- _Records for this exercise_:
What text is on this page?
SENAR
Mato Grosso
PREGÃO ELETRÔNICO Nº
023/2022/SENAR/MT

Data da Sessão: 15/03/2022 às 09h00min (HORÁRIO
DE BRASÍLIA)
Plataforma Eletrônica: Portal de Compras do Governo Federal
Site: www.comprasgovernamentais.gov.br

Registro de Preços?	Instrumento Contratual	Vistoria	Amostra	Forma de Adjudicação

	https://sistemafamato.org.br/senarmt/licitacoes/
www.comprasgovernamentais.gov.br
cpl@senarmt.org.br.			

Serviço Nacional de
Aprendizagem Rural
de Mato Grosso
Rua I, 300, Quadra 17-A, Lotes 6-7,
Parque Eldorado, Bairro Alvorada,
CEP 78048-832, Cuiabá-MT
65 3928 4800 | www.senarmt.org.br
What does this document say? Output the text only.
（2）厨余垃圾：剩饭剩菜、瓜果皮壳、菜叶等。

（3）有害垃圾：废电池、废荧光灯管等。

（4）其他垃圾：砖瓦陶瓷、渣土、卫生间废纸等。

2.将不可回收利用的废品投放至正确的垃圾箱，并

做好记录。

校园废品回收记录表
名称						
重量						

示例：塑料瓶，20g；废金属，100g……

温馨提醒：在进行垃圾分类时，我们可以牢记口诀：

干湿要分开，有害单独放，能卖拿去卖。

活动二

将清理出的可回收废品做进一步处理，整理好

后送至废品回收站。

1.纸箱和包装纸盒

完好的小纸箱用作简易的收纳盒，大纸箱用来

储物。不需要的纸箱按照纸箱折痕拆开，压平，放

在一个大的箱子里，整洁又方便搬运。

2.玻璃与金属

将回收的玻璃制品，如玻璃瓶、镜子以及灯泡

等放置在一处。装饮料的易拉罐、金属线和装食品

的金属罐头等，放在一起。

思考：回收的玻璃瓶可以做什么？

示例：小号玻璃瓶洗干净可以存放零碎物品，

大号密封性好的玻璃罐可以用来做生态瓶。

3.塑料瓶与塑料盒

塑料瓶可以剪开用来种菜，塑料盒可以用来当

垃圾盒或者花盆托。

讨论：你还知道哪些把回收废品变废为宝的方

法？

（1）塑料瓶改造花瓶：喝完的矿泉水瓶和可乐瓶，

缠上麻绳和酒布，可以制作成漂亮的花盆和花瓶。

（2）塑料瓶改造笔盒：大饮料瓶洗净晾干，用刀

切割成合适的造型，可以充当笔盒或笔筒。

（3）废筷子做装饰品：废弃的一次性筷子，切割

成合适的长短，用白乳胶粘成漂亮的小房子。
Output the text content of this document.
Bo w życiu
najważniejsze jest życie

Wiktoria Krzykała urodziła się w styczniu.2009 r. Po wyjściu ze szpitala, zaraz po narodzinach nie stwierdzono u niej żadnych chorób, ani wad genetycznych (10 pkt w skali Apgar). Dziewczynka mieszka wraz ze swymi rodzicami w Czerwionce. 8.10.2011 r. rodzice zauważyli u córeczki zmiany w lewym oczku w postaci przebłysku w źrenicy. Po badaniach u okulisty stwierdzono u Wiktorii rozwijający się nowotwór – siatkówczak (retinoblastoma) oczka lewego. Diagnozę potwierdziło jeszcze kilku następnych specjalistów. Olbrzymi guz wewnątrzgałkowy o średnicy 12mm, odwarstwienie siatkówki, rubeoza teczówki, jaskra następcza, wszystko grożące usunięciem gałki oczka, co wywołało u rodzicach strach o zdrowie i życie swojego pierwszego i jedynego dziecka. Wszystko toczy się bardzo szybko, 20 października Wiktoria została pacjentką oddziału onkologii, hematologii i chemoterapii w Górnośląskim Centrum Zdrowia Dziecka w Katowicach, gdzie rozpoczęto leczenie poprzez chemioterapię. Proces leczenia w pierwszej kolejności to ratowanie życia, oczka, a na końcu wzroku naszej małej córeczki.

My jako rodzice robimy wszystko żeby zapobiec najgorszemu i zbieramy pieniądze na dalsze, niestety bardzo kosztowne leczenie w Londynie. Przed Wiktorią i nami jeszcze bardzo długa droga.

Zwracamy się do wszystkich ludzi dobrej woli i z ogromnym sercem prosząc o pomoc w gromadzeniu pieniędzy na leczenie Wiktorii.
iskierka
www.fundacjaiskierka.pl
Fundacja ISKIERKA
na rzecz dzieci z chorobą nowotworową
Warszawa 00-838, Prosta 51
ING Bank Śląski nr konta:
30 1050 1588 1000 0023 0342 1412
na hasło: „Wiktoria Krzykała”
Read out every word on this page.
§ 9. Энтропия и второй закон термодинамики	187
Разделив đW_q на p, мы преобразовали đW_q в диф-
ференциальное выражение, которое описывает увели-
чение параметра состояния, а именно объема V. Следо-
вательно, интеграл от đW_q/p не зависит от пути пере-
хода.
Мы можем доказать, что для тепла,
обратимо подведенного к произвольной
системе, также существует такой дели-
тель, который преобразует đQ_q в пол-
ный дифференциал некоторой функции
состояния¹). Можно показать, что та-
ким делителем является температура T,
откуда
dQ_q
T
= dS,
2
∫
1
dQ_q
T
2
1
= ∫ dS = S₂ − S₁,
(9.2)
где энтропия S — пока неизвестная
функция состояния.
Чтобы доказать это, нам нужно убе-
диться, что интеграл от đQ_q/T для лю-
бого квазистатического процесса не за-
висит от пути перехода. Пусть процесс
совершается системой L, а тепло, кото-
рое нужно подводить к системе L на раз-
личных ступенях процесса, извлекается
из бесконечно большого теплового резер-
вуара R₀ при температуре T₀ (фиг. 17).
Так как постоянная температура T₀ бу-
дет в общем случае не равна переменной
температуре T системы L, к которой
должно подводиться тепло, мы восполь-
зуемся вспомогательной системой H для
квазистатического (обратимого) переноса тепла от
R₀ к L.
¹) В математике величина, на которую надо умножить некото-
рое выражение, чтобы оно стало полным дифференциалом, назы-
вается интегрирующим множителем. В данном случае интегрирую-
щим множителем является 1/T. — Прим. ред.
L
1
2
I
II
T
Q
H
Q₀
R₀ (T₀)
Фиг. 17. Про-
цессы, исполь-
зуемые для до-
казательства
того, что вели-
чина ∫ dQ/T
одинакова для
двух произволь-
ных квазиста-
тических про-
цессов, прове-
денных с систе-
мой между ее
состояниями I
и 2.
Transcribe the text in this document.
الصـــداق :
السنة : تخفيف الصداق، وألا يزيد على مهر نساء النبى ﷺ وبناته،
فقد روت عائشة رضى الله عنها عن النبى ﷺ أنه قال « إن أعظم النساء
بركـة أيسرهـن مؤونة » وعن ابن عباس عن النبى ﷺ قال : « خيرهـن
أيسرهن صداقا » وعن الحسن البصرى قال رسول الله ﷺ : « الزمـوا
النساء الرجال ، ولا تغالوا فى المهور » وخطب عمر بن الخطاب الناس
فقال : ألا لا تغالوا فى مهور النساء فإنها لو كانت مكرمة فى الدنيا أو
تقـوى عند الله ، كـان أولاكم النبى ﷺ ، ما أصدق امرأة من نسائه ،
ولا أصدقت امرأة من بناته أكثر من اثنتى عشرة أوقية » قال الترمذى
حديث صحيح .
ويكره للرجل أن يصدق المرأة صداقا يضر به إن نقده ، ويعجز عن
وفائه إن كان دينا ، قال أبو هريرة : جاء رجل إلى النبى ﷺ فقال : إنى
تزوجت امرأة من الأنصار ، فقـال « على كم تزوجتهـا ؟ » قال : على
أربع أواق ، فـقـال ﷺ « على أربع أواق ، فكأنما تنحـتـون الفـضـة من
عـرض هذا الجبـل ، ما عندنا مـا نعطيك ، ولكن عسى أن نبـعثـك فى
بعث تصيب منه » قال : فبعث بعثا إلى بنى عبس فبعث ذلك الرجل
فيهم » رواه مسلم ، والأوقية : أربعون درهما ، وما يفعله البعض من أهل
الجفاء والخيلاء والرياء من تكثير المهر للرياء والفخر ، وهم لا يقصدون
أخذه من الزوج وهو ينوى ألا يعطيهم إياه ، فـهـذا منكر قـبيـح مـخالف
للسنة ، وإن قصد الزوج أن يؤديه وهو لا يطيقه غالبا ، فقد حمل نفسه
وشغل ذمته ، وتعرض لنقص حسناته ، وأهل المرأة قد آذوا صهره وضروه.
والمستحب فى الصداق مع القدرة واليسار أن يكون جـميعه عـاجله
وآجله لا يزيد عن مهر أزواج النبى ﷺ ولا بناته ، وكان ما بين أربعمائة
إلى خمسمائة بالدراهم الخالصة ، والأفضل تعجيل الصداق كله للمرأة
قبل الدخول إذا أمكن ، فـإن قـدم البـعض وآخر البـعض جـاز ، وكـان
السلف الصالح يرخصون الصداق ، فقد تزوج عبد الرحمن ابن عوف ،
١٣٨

- _Directions for this task_: Your task is to collect every line above that contains the word "فقال".

- _Written solution_:
فقال : ألا لا تغالوا فى مهور النساء فإنها لو كانت مكرمة فى الدنيا أو
وفائه إن كان دينا ، قال أبو هريرة : جاء رجل إلى النبى ﷺ فقال : إنى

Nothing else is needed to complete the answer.